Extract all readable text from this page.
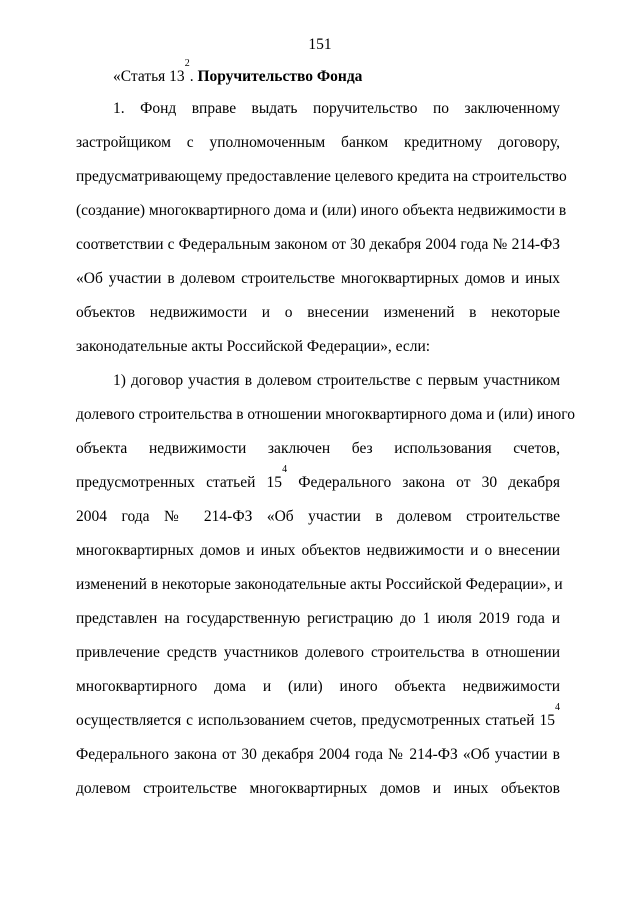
151
«Статья $13^2$. Поручительство Фонда
1. Фонд вправе выдать поручительство по заключенному
застройщиком с уполномоченным банком кредитному договору,
предусматривающему предоставление целевого кредита на строительство
(создание) многоквартирного дома и (или) иного объекта недвижимости в
соответствии с Федеральным законом от 30 декабря 2004 года № 214-ФЗ
«Об участии в долевом строительстве многоквартирных домов и иных
объектов недвижимости и о внесении изменений в некоторые
законодательные акты Российской Федерации», если:
1) договор участия в долевом строительстве с первым участником
долевого строительства в отношении многоквартирного дома и (или) иного
объекта недвижимости заключен без использования счетов,
предусмотренных статьей $15^4$ Федерального закона от 30 декабря
2004 года № 214-ФЗ «Об участии в долевом строительстве
многоквартирных домов и иных объектов недвижимости и о внесении
изменений в некоторые законодательные акты Российской Федерации», и
представлен на государственную регистрацию до 1 июля 2019 года и
привлечение средств участников долевого строительства в отношении
многоквартирного дома и (или) иного объекта недвижимости
осуществляется с использованием счетов, предусмотренных статьей $15^4$
Федерального закона от 30 декабря 2004 года № 214-ФЗ «Об участии в
долевом строительстве многоквартирных домов и иных объектов
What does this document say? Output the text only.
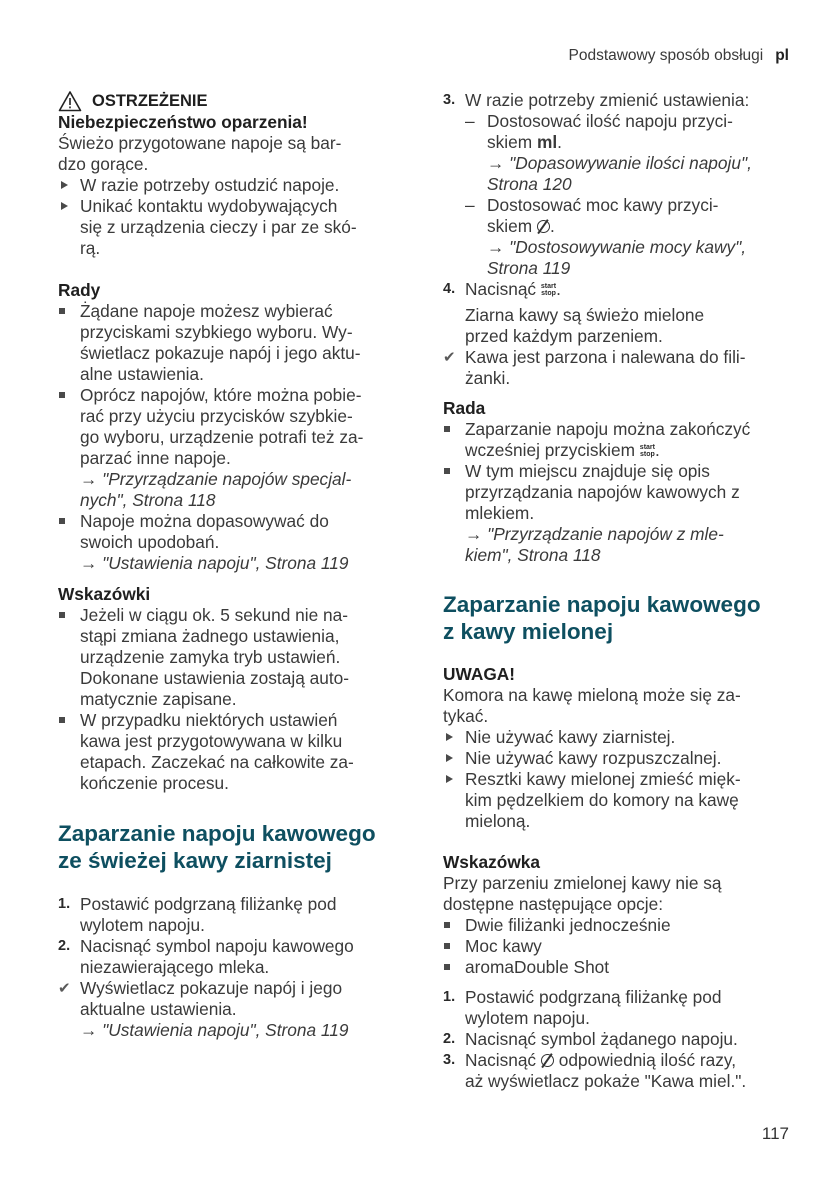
Podstawowy sposób obsługi pl
OSTRZEŻENIE

Niebezpieczeństwo oparzenia!

Świeżo przygotowane napoje są bar-
dzo gorące.

W razie potrzeby ostudzić napoje.
Unikać kontaktu wydobywających
się z urządzenia cieczy i par ze skó-
rą.

Rady

Żądane napoje możesz wybierać
przyciskami szybkiego wyboru. Wy-
świetlacz pokazuje napój i jego aktu-
alne ustawienia.
Oprócz napojów, które można pobie-
rać przy użyciu przycisków szybkie-
go wyboru, urządzenie potrafi też za-
parzać inne napoje.
→ "Przyrządzanie napojów specjal-
nych", Strona 118
Napoje można dopasowywać do
swoich upodobań.
→ "Ustawienia napoju", Strona 119

Wskazówki

Jeżeli w ciągu ok. 5 sekund nie na-
stąpi zmiana żadnego ustawienia,
urządzenie zamyka tryb ustawień.
Dokonane ustawienia zostają auto-
matycznie zapisane.
W przypadku niektórych ustawień
kawa jest przygotowywana w kilku
etapach. Zaczekać na całkowite za-
kończenie procesu.

Zaparzanie napoju kawowego
ze świeżej kawy ziarnistej

1. Postawić podgrzaną filiżankę pod
wylotem napoju.
2. Nacisnąć symbol napoju kawowego
niezawierającego mleka.
✔ Wyświetlacz pokazuje napój i jego
aktualne ustawienia.
→ "Ustawienia napoju", Strona 119
3. W razie potrzeby zmienić ustawienia:
– Dostosować ilość napoju przyci-
skiem ml.
→ "Dopasowywanie ilości napoju",
Strona 120
– Dostosować moc kawy przyci-
skiem .
→ "Dostosowywanie mocy kawy",
Strona 119
4. Nacisnąć start
stop.

Ziarna kawy są świeżo mielone
przed każdym parzeniem.

✔ Kawa jest parzona i nalewana do fili-
żanki.

Rada

Zaparzanie napoju można zakończyć
wcześniej przyciskiem start
stop.
W tym miejscu znajduje się opis
przyrządzania napojów kawowych z
mlekiem.
→ "Przyrządzanie napojów z mle-
kiem", Strona 118

Zaparzanie napoju kawowego
z kawy mielonej

UWAGA!

Komora na kawę mieloną może się za-
tykać.

Nie używać kawy ziarnistej.
Nie używać kawy rozpuszczalnej.
Resztki kawy mielonej zmieść mięk-
kim pędzelkiem do komory na kawę
mieloną.

Wskazówka

Przy parzeniu zmielonej kawy nie są
dostępne następujące opcje:

Dwie filiżanki jednocześnie
Moc kawy
aromaDouble Shot
1. Postawić podgrzaną filiżankę pod
wylotem napoju.
2. Nacisnąć symbol żądanego napoju.
3. Nacisnąć odpowiednią ilość razy,
aż wyświetlacz pokaże "Kawa miel.".
117
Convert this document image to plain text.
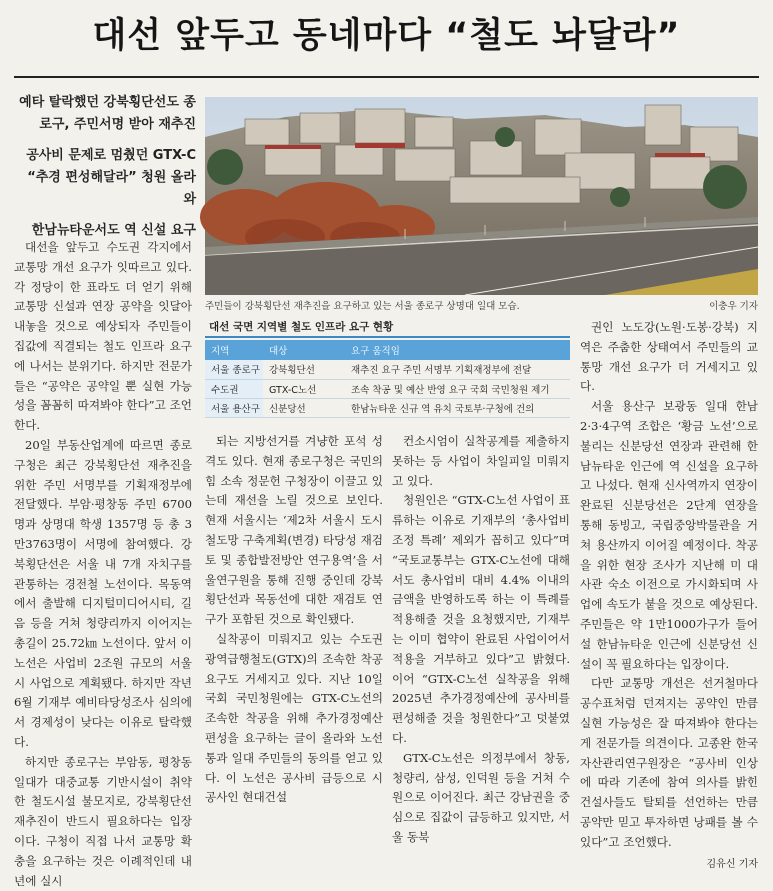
대선 앞두고 동네마다 “철도 놔달라”
예타 탈락했던 강북횡단선도 종로구, 주민서명 받아 재추진
공사비 문제로 멈췄던 GTX-C “추경 편성해달라” 청원 올라와
한남뉴타운서도 역 신설 요구
주민들이 강북횡단선 재추진을 요구하고 있는 서울 종로구 상명대 일대 모습.	이충우 기자
대선 국면 지역별 철도 인프라 요구 현황
지역	대상	요구 움직임
서울 종로구	강북횡단선	재추진 요구 주민 서명부 기획재정부에 전달
수도권	GTX-C노선	조속 착공 및 예산 반영 요구 국회 국민청원 제기
서울 용산구	신분당선	한남뉴타운 신규 역 유치 국토부·구청에 건의

대선을 앞두고 수도권 각지에서 교통망 개선 요구가 잇따르고 있다. 각 정당이 한 표라도 더 얻기 위해 교통망 신설과 연장 공약을 잇달아 내놓을 것으로 예상되자 주민들이 집값에 직결되는 철도 인프라 요구에 나서는 분위기다. 하지만 전문가들은 “공약은 공약일 뿐 실현 가능성을 꼼꼼히 따져봐야 한다”고 조언한다.

20일 부동산업계에 따르면 종로구청은 최근 강북횡단선 재추진을 위한 주민 서명부를 기획재정부에 전달했다. 부암·평창동 주민 6700명과 상명대 학생 1357명 등 총 3만3763명이 서명에 참여했다. 강북횡단선은 서울 내 7개 자치구를 관통하는 경전철 노선이다. 목동역에서 출발해 디지털미디어시티, 길음 등을 거쳐 청량리까지 이어지는 총길이 25.72㎞ 노선이다. 앞서 이 노선은 사업비 2조원 규모의 서울시 사업으로 계획됐다. 하지만 작년 6월 기재부 예비타당성조사 심의에서 경제성이 낮다는 이유로 탈락했다.

하지만 종로구는 부암동, 평창동 일대가 대중교통 기반시설이 취약한 철도시설 불모지로, 강북횡단선 재추진이 반드시 필요하다는 입장이다. 구청이 직접 나서 교통망 확충을 요구하는 것은 이례적인데 내년에 실시

되는 지방선거를 겨냥한 포석 성격도 있다. 현재 종로구청은 국민의힘 소속 정문헌 구청장이 이끌고 있는데 재선을 노릴 것으로 보인다. 현재 서울시는 ‘제2차 서울시 도시철도망 구축계획(변경) 타당성 재검토 및 종합발전방안 연구용역’을 서울연구원을 통해 진행 중인데 강북횡단선과 목동선에 대한 재검토 연구가 포함된 것으로 확인됐다.

실착공이 미뤄지고 있는 수도권광역급행철도(GTX)의 조속한 착공 요구도 거세지고 있다. 지난 10일 국회 국민청원에는 GTX-C노선의 조속한 착공을 위해 추가경정예산 편성을 요구하는 글이 올라와 노선 통과 일대 주민들의 동의를 얻고 있다. 이 노선은 공사비 급등으로 시공사인 현대건설

컨소시엄이 실착공계를 제출하지 못하는 등 사업이 차일피일 미뤄지고 있다.

청원인은 “GTX-C노선 사업이 표류하는 이유로 기재부의 ‘총사업비 조정 특례’ 제외가 꼽히고 있다”며 “국토교통부는 GTX-C노선에 대해서도 총사업비 대비 4.4% 이내의 금액을 반영하도록 하는 이 특례를 적용해줄 것을 요청했지만, 기재부는 이미 협약이 완료된 사업이어서 적용을 거부하고 있다”고 밝혔다. 이어 “GTX-C노선 실착공을 위해 2025년 추가경정예산에 공사비를 편성해줄 것을 청원한다”고 덧붙였다.

GTX-C노선은 의정부에서 창동, 청량리, 삼성, 인덕원 등을 거쳐 수원으로 이어진다. 최근 강남권을 중심으로 집값이 급등하고 있지만, 서울 동북

권인 노도강(노원·도봉·강북) 지역은 주춤한 상태여서 주민들의 교통망 개선 요구가 더 거세지고 있다.

서울 용산구 보광동 일대 한남 2·3·4구역 조합은 ‘황금 노선’으로 불리는 신분당선 연장과 관련해 한남뉴타운 인근에 역 신설을 요구하고 나섰다. 현재 신사역까지 연장이 완료된 신분당선은 2단계 연장을 통해 동빙고, 국립중앙박물관을 거쳐 용산까지 이어질 예정이다. 착공을 위한 현장 조사가 지난해 미 대사관 숙소 이전으로 가시화되며 사업에 속도가 붙을 것으로 예상된다. 주민들은 약 1만1000가구가 들어설 한남뉴타운 인근에 신분당선 신설이 꼭 필요하다는 입장이다.

다만 교통망 개선은 선거철마다 공수표처럼 던져지는 공약인 만큼 실현 가능성은 잘 따져봐야 한다는 게 전문가들 의견이다. 고종완 한국자산관리연구원장은 “공사비 인상에 따라 기존에 참여 의사를 밝힌 건설사들도 탈퇴를 선언하는 만큼 공약만 믿고 투자하면 낭패를 볼 수 있다”고 조언했다.

김유신 기자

|---|

EXERCISE OBJECTIVE:
Pull out the lines above in which the word "объекта" appears.

SOLUTION FOR THIS EXERCISE:
(создание) многоквартирного дома и (или) иного объекта недвижимости в
объекта недвижимости заключен без использования счетов,
многоквартирного дома и (или) иного объекта недвижимости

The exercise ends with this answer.